__Selected passage__:
— START —
Washington, D.C. 20549


FORM 12b-25




Commission File Number: 000-56142


(Check one)

☐ Form 10-K and Form 10-KSB      ☐ Form 11-K      ☐ Form 20-F      ☒ Form 10-Q and Form 10-QSB      ☐ Form N-SAR



For Period Ended: July 31, 2020





Transition Report on Form 10-K and Form 10-KSB


Transition Report on Form 20-F


Transition Report on Form 11-K


Transition Report on Form 10-Q and Form 10-QSB


Transition Report on Form N-SAR





For Transition Period Ended: __________________


Read Attached Instruction Sheet Before Preparing Form. Please Print or Type.


Nothing in this form shall be construed to imply that the Commission has verified any information contained herein.


If the notification relates to a portion of the filing checked above, identify the item(s) to which the notification relates:





Full Name of Registrant: OBITX, INC.


Former Name if Applicable: N/A


Address of Principal Executive Office (Street and Number): 3027 US Highway 17


City, State and Zip Code: Fleming Island, FL 32003





RULES 12b-25(b) AND (c)


If the subject report could not be filed without unreasonable effort or expense and the registrant seeks relief pursuant to Rule 12b-25(b), the following should be completed. (Check box if appropriate)



The reasons described in reasonable detail in Part III of this form could not be eliminated without unreasonable effort or expense;





The subject annual report, semi-annual report, transition report on Form 10-K, 10-KSB, 20-F, 11-K or Form N-SAR, or portion thereof will be filed on or before the 15th calendar day following the prescribed due date; or the subject quarterly report or transition report on Form 10-Q, 10-QSB, or portion thereof will be filed on or before the fifth calendar day following the prescribed due date; and





The accountants statement or other exhibit required by Rule 12b-25(c) has been attached if applicable.





State below in reasonable detail the reasons why Form 10-K, 10-KSB, 11-K, 20-F, 10-Q, 10-QSB, N-SAR, or the transition report or portion thereof could not be filed within the prescribed period. (Attach extra sheets if needed.)
— END —
__Entries supplied__:
— START —
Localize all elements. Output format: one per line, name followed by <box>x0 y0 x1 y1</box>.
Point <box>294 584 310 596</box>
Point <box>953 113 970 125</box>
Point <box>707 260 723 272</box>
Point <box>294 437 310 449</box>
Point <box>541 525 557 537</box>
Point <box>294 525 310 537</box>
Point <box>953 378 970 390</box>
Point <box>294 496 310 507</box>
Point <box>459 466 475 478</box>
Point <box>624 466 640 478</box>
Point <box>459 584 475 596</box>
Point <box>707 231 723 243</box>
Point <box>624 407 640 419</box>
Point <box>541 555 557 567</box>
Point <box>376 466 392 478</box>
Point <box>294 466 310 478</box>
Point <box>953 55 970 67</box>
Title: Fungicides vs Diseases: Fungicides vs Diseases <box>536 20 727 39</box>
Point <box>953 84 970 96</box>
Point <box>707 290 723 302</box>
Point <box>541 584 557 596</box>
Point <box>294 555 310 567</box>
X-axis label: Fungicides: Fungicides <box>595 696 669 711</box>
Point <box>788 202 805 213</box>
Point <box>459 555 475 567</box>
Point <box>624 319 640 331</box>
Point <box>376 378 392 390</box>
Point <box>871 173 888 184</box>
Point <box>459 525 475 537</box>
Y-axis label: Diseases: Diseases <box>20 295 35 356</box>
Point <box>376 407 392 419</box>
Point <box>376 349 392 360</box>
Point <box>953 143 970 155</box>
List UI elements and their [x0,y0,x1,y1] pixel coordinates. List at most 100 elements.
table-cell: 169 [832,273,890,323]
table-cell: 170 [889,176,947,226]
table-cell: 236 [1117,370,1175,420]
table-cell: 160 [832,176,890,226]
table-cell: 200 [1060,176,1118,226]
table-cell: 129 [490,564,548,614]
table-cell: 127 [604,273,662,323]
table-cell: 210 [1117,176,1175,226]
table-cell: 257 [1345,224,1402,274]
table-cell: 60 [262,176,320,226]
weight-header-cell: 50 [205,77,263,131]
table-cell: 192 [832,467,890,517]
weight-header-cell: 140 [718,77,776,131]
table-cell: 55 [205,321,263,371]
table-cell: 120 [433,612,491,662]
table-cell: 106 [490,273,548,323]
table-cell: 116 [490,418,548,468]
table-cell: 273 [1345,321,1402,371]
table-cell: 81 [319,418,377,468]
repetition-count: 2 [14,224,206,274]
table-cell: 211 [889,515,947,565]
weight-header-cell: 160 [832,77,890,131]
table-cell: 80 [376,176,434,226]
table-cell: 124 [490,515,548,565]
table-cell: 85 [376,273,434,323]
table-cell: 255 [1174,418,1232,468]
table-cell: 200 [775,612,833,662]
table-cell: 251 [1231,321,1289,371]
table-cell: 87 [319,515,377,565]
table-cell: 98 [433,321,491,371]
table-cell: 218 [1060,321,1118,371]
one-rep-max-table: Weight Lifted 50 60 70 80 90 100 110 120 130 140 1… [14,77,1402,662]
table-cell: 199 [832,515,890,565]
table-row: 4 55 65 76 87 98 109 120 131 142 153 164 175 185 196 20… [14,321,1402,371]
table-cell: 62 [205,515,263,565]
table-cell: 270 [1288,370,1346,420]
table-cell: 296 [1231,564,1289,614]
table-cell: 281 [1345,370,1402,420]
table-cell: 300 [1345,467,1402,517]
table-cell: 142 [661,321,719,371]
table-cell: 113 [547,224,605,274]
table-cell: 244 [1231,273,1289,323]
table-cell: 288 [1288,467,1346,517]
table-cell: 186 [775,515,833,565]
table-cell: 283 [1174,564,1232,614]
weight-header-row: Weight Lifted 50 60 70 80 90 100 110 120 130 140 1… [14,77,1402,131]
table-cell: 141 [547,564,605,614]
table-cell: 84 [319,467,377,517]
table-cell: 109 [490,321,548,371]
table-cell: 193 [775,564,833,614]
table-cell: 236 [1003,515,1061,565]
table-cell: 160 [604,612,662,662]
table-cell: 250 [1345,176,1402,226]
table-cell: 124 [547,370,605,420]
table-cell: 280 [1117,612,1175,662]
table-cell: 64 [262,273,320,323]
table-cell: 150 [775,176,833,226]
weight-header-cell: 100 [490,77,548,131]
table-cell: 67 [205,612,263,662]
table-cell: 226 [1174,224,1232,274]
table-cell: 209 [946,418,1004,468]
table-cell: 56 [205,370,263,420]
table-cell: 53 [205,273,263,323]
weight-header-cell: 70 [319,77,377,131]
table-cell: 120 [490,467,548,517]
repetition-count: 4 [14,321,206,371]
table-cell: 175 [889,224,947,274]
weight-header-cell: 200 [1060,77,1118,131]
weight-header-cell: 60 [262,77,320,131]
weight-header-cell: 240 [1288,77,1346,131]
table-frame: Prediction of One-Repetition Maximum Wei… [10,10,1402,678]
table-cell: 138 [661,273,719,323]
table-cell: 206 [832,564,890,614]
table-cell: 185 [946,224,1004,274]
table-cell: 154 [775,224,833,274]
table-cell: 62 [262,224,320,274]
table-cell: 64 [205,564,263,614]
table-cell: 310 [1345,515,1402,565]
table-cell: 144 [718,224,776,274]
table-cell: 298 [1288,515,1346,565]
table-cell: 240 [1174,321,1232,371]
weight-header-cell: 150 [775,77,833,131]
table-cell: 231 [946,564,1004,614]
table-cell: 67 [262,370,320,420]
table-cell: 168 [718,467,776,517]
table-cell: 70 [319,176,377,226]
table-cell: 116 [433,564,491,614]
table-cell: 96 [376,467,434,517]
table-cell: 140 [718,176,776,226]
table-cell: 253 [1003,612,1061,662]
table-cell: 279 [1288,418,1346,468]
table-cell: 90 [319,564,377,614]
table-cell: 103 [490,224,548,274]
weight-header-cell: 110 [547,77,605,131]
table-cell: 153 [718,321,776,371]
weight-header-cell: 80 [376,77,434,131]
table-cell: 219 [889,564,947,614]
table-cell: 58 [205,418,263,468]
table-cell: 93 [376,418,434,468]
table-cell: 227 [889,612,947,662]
— END —
__What the exercise asks__: Can you print the stretch of the Form 12b-25 filing from "Read Attached Instruction" through "Registrant: OBITX, INC."? The rows are separate material and have no connection to the Form 12b-25 filing.

__Exercise answer__:
Read Attached Instruction Sheet Before Preparing Form. Please Print or Type.


Nothing in this form shall be construed to imply that the Commission has verified any information contained herein.


If the notification relates to a portion of the filing checked above, identify the item(s) to which the notification relates:





Full Name of Registrant: OBITX, INC.